__Record extracts__.
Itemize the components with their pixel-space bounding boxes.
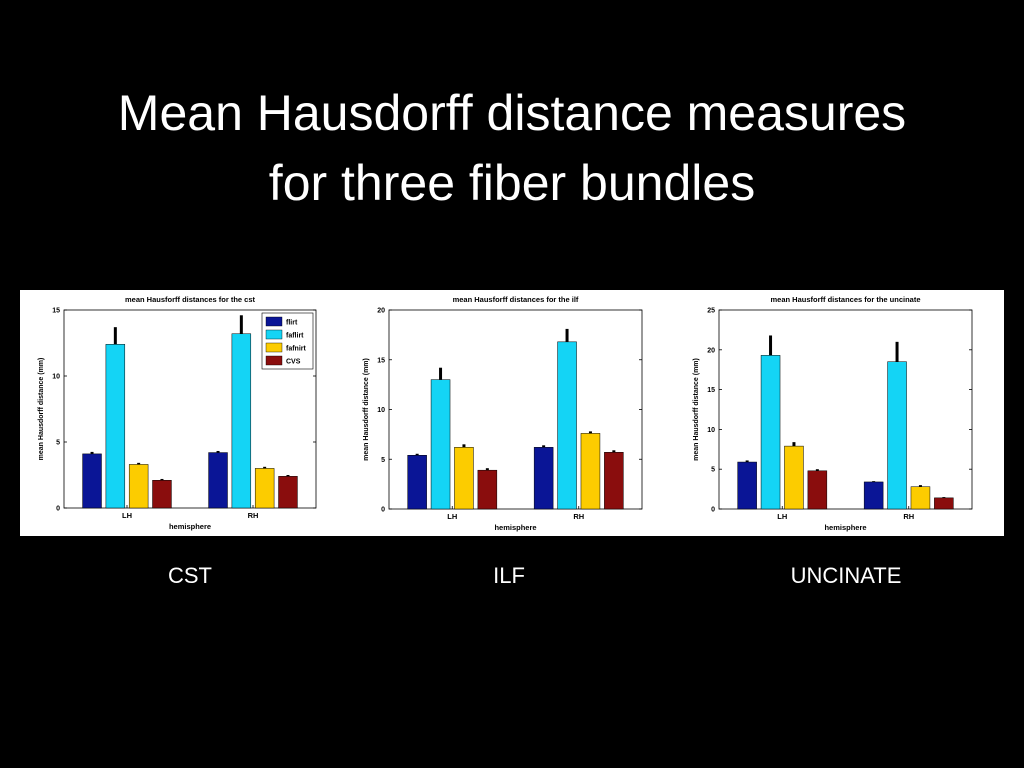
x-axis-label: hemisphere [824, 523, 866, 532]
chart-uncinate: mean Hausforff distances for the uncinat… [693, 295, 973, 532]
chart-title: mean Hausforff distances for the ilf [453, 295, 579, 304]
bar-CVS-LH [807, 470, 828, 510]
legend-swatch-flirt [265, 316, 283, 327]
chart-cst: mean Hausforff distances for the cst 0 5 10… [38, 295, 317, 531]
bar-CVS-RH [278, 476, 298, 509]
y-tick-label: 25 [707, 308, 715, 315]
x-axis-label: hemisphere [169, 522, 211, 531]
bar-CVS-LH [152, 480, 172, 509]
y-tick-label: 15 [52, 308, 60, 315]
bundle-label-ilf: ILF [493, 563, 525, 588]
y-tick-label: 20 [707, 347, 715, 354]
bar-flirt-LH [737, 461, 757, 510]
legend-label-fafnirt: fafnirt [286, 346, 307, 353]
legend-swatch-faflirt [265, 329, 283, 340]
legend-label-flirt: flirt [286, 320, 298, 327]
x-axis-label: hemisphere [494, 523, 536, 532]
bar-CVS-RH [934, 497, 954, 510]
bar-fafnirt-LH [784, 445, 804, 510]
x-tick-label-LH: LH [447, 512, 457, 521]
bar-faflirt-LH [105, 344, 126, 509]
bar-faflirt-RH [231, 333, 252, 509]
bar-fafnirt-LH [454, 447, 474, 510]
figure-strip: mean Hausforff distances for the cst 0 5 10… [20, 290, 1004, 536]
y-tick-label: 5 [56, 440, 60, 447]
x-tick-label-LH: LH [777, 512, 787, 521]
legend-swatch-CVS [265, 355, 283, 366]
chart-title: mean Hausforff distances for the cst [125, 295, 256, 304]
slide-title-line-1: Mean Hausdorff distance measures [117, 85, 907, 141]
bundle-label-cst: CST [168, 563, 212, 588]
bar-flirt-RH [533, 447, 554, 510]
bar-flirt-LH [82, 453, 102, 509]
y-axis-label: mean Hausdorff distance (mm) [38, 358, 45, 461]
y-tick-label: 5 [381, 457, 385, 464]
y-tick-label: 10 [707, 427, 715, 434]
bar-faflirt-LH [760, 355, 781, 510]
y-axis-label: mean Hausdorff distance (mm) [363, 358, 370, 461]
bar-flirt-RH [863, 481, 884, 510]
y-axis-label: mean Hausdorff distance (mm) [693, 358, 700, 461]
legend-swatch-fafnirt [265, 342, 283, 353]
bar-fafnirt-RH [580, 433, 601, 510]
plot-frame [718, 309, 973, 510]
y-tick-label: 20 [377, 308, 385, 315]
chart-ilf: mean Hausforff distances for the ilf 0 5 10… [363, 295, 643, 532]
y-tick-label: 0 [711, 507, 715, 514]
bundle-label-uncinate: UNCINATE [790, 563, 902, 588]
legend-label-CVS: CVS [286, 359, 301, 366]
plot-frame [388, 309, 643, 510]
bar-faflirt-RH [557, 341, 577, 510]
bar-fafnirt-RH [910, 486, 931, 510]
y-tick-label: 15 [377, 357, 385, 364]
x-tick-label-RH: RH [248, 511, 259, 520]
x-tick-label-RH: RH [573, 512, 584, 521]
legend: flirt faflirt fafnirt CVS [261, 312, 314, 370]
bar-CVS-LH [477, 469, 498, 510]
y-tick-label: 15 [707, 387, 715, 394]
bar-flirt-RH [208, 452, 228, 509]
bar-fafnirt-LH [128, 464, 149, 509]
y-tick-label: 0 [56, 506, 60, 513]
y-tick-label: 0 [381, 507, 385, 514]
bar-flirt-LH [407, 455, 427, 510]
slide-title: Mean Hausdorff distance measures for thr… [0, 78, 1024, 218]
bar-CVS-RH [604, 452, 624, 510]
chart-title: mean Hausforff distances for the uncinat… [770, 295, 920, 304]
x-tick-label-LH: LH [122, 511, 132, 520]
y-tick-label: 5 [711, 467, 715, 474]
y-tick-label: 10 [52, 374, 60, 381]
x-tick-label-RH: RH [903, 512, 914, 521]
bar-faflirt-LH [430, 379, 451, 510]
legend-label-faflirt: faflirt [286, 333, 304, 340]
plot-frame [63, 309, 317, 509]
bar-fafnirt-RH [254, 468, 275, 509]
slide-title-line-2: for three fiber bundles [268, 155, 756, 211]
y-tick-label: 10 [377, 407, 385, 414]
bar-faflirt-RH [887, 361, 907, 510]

...

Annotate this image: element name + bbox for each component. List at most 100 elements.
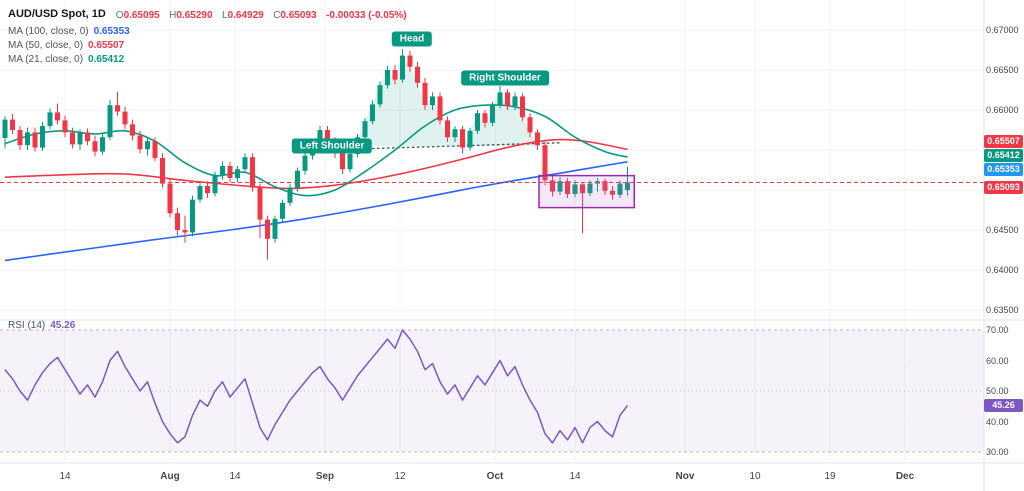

* * *

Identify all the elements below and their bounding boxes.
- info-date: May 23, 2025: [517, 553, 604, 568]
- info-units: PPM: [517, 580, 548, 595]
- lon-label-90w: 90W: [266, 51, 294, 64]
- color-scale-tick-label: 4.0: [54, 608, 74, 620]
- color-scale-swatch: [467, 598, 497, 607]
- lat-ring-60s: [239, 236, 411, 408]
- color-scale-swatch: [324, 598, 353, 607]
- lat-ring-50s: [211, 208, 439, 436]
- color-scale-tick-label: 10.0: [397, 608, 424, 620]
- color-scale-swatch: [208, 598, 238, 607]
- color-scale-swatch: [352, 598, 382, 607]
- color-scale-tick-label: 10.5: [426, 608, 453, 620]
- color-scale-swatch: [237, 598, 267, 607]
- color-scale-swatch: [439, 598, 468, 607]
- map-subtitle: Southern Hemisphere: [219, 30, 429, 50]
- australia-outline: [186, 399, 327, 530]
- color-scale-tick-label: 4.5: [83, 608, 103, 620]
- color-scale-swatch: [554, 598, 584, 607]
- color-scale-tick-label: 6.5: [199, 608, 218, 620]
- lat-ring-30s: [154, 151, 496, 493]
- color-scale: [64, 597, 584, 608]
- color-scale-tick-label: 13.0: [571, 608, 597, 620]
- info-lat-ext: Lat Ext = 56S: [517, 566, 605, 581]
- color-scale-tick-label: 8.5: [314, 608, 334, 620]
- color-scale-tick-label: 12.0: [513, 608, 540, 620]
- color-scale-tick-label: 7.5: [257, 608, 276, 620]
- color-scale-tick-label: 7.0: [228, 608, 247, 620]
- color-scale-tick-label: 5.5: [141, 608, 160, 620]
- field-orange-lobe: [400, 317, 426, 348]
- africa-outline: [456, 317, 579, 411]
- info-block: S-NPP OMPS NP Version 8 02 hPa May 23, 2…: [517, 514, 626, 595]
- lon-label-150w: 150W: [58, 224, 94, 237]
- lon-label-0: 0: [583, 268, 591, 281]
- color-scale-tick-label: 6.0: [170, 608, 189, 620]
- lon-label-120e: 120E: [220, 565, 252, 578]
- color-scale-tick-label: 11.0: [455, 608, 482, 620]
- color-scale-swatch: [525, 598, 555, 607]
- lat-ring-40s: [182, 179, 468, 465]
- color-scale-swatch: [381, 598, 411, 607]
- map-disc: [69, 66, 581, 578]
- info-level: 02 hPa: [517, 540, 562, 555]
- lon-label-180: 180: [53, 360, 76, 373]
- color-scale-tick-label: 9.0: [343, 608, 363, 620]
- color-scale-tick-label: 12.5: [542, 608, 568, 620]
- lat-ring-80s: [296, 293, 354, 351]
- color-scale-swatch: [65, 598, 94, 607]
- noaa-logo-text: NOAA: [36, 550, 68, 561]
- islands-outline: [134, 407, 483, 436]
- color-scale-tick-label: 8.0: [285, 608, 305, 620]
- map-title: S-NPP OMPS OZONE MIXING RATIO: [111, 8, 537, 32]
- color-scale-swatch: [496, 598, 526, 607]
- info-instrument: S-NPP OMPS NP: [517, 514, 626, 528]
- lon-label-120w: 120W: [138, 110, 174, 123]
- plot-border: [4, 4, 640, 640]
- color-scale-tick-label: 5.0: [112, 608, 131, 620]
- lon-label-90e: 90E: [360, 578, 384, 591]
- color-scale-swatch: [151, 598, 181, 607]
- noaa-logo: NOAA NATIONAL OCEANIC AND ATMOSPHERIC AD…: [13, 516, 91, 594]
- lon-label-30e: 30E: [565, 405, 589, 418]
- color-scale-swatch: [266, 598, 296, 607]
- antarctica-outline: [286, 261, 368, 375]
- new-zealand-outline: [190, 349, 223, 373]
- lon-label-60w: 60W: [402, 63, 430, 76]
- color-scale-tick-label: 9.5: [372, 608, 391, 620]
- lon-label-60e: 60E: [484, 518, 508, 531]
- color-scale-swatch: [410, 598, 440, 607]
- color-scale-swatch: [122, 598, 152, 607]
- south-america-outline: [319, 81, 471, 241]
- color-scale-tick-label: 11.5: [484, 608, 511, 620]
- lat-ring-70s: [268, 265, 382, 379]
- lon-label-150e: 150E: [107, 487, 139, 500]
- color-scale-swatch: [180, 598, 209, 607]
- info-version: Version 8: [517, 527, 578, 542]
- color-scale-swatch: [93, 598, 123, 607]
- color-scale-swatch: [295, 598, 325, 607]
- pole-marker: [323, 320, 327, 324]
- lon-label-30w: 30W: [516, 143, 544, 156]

__Exercise goal__.
Switch "hemisphere" to "side" in the material from the line with "Itemize the components" to the line with "chart-title: mean Hausforff distances for the cst", and reproduce those lines with nothing else changed. Leave the picture out.

__Finished answer__.
Itemize the components with their pixel-space bounding boxes.
x-axis-label: side [824, 523, 866, 532]
chart-uncinate: mean Hausforff distances for the uncinat… [693, 295, 973, 532]
chart-title: mean Hausforff distances for the ilf [453, 295, 579, 304]
bar-CVS-LH [807, 470, 828, 510]
legend-swatch-flirt [265, 316, 283, 327]
chart-cst: mean Hausforff distances for the cst 0 5 10… [38, 295, 317, 531]
bar-CVS-RH [278, 476, 298, 509]
y-tick-label: 25 [707, 308, 715, 315]
x-axis-label: side [169, 522, 211, 531]
bar-CVS-LH [152, 480, 172, 509]
y-tick-label: 15 [52, 308, 60, 315]
bundle-label-ilf: ILF [493, 563, 525, 588]
y-tick-label: 20 [707, 347, 715, 354]
bar-flirt-LH [737, 461, 757, 510]
legend-label-fafnirt: fafnirt [286, 346, 307, 353]
legend-swatch-faflirt [265, 329, 283, 340]
legend-label-flirt: flirt [286, 320, 298, 327]
x-axis-label: side [494, 523, 536, 532]
bar-CVS-RH [934, 497, 954, 510]
bar-fafnirt-LH [784, 445, 804, 510]
x-tick-label-LH: LH [447, 512, 457, 521]
bar-faflirt-LH [105, 344, 126, 509]
bar-faflirt-RH [231, 333, 252, 509]
bar-fafnirt-LH [454, 447, 474, 510]
figure-strip: mean Hausforff distances for the cst 0 5 10… [20, 290, 1004, 536]
y-tick-label: 5 [56, 440, 60, 447]
x-tick-label-LH: LH [777, 512, 787, 521]
legend-swatch-CVS [265, 355, 283, 366]
chart-title: mean Hausforff distances for the cst [125, 295, 256, 304]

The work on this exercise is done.